#### Stated exercise 1
In the code review transcript, what word does Maya use to describe reviewing, in contrast to writing being generative?
#### Stated exercise 2
Carry on the code review transcript from the point where it stops.
┌─ Reading text
T2E4 · Jun 4, 2026 · 00:12:56

T2E4 · Code Review Agents: The Other Half of Agentic Coding

Writing a patch and reviewing one are two different jobs — and almost nobody scores the second directly. Maya and Leo treat code review as its own agentic capability: reading the pull request's intent, understanding the diff against the surrounding repository, localizing to the exact line, judging severity, and earning a real human reaction (accepted comments, author responses, applied fixes, post-merge outcomes). Built around one running example — a data-library fix that passes every test yet silently disables refunds for one currency, a bug only a reviewer reading intent against context ever catches.

Transcript

MayaTwo agents look at the exact same pull request. The first one wrote it — it produced a clean patch, the tests go green, it's proud. The second one is reading it cold, and after a minute it circles one line and says, "this quietly turns off refunds for one currency."

LeoAnd only the second one caught the thing that actually matters.

MayaRight. Same diff, two completely different jobs. Writing the patch is one skill. Reading someone's patch and saying *what's wrong with it, where, and how bad* — that's a different skill living in a different head. Today is about treating that second job as a capability of its own.

LeoLast time, in the leaderboard episode, we pulled apart a single headline number — the work, the room, the judge — and the whole point was that a score is only evidence when you know what it's standing on.

MayaThat was the evaluation half: judging the patch the agent *produces*. Today flips it. The agent isn't on trial for the code it writes — it's the one doing the judging. Review is the other half of agentic coding, and almost nobody scores it directly.

LeoOkay, plain language first. When we say "review as a capability," what does the agent actually have to be good at?

MayaIt has to read intent, read the diff, reason across the rest of the codebase, find the defect nobody wrote a test for, decide how much you should care, and say something a tired engineer would actually act on. And the uncomfortable part — a model can be great at writing code and bad at every one of those.

LeoWait, why would those come apart? If you can write good code, surely you can spot bad code.

MayaYou'd think. But writing is generative — you steer toward one answer you control. Reviewing is forensic — you walk into a decision someone else already made, with their assumptions baked in, and you have to reconstruct *why* before you can say it's wrong. Different muscle.
└─
┌─ Record extracts
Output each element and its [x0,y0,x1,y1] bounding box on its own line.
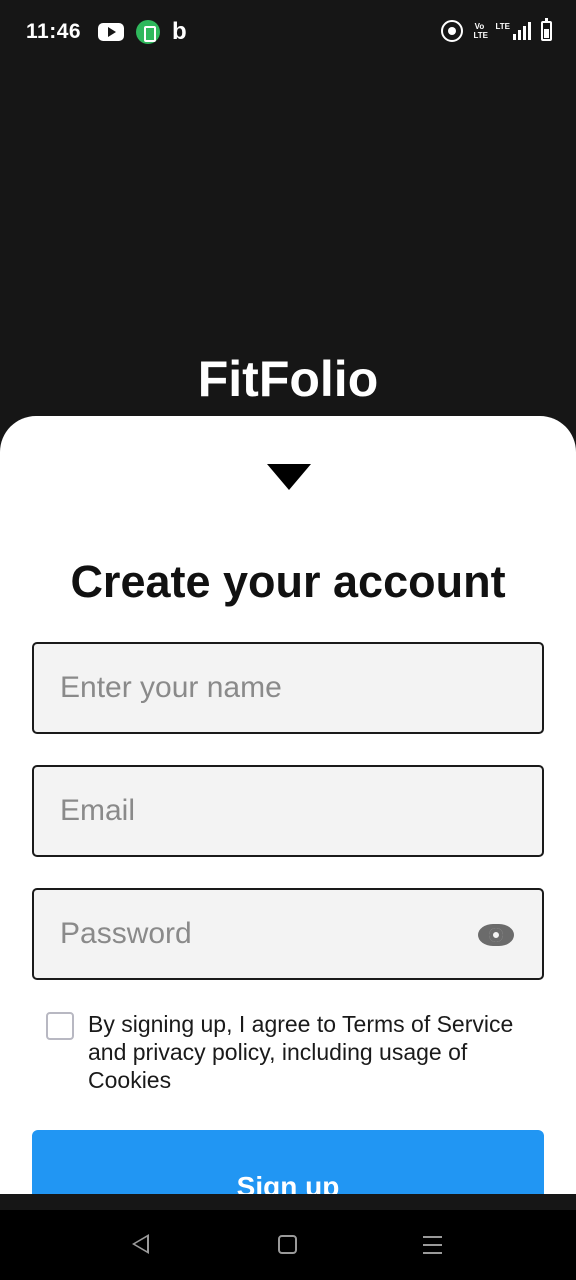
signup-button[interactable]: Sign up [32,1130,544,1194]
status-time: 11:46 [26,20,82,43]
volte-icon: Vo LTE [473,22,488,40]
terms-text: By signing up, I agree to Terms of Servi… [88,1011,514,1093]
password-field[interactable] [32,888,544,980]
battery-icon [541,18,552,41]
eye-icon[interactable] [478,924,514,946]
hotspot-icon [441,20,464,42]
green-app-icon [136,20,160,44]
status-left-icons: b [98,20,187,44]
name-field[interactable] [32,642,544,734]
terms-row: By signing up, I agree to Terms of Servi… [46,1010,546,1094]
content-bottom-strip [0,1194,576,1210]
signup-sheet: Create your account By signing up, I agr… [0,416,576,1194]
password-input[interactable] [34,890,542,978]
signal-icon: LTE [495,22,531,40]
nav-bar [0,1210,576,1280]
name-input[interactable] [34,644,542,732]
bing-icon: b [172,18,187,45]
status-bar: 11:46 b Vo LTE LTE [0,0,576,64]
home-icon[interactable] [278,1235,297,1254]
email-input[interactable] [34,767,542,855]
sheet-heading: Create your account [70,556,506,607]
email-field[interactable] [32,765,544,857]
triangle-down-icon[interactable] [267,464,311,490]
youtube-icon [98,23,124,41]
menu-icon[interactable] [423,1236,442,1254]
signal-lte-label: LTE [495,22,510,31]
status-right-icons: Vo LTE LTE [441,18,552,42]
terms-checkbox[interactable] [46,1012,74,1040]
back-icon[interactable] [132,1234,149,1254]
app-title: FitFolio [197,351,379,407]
└─
#### Expected output 1
Forensic.

#### Expected output 2
LeoGive me the map before we walk it, so I don't lose the thread on a walk.

MayaThink of it as a reviewer's desk with a few stations. The agent picks up the request, understands the *intent*. It reads the *diff* and pulls in surrounding *context*. It *localizes* — points at the exact line. It assigns *severity*. And then there's the part everyone forgets: the *acceptance loop*, what the human did with the comment afterward.

LeoIntent, diff, context, localization, severity, and the acceptance loop. Got it.

MayaFirst station — intent. Before a reviewer can say a change is wrong, it has to know what the change was *trying* to do.

LeoBecause "wrong" is relative to a goal.

MayaExactly. Take our running example — a small team ships a fix to an open-source data library. The pull request says, "handle the empty-input case in the aggregation function." That sentence is the intent. A good reviewer reads it and now has a yardstick: did the patch handle the empty case, and *only* the empty case?

LeoSo intent isn't decoration, it's the measuring stick.

MayaIt's the measuring stick. And this is where pull-request context comes in — the title, the description, the linked issue, sometimes a discussion thread. A reviewer agent that ignores all that and just stares at the raw diff is reviewing in the dark. It can tell you the code is *unusual*, but not whether it's *wrong for this task*.

LeoHmm. So a comment like "this changes refund behavior" only lands if the agent knows refunds weren't supposed to change.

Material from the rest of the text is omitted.